======== Records for this task
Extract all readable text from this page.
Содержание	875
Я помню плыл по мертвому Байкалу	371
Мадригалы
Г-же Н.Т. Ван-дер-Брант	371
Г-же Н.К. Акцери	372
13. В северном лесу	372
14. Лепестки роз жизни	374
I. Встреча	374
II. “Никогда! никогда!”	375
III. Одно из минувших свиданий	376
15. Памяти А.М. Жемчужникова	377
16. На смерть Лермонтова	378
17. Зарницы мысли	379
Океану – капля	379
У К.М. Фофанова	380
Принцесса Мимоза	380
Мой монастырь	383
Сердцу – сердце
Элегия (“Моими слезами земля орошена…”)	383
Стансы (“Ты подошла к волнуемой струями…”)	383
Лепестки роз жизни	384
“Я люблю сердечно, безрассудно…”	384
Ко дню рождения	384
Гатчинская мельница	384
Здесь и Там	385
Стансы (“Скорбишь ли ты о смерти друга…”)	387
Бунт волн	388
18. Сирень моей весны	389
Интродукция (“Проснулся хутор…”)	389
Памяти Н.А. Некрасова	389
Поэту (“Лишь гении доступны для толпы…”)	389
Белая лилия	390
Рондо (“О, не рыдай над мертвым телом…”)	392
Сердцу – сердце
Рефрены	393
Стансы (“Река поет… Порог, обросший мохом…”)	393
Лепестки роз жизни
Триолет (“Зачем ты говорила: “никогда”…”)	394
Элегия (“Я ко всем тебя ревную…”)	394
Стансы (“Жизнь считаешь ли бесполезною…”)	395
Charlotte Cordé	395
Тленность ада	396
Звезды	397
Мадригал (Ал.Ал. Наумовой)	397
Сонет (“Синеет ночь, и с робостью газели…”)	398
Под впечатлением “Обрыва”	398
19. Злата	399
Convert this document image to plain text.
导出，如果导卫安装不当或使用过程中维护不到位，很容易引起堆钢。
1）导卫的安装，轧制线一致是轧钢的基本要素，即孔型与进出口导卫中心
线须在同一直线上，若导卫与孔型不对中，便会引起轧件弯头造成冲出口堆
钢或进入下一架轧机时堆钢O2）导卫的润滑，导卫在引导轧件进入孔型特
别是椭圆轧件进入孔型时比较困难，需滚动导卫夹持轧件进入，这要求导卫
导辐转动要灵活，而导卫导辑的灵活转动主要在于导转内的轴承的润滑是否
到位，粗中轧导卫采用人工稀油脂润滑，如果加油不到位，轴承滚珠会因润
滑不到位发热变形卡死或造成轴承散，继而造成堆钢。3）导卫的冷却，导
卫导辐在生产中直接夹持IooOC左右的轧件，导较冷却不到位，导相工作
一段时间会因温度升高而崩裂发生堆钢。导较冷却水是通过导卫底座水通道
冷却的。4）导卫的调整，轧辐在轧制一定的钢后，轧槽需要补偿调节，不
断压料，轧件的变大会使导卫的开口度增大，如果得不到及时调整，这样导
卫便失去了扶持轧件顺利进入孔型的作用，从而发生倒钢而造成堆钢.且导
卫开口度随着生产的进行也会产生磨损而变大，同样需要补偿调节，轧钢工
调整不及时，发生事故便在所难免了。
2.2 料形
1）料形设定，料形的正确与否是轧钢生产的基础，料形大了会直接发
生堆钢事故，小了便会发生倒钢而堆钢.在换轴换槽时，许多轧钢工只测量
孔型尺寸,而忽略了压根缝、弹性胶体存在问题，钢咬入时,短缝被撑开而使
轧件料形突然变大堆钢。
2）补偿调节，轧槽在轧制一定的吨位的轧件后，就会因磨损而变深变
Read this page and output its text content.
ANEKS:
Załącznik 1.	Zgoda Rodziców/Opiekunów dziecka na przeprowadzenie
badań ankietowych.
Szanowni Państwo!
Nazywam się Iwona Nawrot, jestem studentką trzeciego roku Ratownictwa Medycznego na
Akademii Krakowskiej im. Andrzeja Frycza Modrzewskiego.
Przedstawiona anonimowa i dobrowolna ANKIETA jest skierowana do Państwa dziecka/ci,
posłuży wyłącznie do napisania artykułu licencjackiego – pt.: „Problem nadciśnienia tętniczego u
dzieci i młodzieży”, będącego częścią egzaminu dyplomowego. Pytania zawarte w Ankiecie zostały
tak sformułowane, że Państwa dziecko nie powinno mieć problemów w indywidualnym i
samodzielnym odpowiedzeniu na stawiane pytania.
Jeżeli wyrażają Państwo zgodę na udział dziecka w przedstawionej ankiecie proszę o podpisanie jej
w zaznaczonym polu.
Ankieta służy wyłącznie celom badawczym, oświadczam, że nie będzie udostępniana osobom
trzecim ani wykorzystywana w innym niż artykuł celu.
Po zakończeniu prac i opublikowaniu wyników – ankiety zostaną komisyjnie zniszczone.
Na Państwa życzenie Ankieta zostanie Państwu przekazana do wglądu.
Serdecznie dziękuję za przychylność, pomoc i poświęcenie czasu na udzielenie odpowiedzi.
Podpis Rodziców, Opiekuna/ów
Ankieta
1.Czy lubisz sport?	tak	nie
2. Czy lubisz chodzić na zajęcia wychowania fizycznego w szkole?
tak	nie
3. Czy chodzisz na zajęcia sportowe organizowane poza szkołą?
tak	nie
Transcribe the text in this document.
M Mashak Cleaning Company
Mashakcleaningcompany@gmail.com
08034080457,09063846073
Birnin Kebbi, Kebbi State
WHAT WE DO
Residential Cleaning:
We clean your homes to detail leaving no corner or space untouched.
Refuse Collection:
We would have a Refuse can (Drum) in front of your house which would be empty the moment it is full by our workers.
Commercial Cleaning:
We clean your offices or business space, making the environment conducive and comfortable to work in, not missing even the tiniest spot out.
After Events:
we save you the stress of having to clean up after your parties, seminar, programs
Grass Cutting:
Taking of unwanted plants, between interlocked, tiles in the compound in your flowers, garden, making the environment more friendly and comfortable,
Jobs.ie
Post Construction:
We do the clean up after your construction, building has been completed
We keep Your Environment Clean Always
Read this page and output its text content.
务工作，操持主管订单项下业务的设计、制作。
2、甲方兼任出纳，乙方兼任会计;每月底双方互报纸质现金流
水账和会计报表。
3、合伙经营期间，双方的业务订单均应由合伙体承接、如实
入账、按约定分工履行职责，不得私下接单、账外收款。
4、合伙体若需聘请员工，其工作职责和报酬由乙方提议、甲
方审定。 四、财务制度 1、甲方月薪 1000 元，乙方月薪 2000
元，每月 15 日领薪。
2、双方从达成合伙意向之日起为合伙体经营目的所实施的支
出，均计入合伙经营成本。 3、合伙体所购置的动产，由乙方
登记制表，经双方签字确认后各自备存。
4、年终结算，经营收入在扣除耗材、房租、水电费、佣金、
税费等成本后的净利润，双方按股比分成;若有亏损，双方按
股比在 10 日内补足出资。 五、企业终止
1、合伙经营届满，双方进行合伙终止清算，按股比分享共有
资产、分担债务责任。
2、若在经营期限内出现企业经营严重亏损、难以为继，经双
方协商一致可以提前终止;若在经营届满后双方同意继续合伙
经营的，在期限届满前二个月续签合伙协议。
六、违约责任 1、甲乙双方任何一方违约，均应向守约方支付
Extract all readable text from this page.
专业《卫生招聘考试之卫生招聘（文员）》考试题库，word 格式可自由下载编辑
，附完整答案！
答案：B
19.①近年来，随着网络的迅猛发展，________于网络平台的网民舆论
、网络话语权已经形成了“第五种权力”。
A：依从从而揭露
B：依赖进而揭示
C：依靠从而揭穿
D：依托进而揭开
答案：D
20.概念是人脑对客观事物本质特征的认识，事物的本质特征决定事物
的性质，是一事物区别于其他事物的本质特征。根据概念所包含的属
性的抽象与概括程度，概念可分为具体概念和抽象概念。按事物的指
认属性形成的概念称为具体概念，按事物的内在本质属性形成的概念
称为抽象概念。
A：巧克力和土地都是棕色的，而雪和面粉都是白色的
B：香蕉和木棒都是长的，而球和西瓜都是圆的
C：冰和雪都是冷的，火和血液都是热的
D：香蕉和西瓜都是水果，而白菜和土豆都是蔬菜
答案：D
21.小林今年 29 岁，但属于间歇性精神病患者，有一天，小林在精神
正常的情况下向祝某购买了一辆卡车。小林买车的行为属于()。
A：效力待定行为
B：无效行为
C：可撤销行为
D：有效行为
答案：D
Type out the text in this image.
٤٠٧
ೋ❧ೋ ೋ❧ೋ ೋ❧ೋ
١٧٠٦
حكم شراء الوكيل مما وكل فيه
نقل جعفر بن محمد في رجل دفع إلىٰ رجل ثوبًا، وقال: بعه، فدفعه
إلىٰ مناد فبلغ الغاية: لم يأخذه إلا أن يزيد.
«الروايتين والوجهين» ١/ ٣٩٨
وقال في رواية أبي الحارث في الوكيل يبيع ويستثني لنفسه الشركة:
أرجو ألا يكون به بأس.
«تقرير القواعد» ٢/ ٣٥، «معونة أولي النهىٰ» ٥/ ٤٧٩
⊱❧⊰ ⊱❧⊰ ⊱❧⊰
================
Short problem: Show every line that contains the word "image".

Task answer:
Convert this document image to plain text.
Type out the text in this image.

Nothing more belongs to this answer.